* _Short task_:
Report how many lines contain "maintenance". Give the number and nothing else.

* _Listed records_:
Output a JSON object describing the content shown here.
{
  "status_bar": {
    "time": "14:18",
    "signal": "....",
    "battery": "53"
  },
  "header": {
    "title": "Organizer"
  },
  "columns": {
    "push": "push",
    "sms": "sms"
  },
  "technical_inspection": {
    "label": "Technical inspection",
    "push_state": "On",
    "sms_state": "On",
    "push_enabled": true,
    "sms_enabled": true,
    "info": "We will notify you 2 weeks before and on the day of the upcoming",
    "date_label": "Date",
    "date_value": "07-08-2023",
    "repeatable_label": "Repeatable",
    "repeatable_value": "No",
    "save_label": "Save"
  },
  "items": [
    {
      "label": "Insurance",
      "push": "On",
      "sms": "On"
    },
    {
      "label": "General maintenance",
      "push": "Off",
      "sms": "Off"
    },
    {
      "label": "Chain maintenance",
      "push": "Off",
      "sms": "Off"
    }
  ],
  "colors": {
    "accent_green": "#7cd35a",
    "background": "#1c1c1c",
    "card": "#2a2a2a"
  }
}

* _Final result_:
2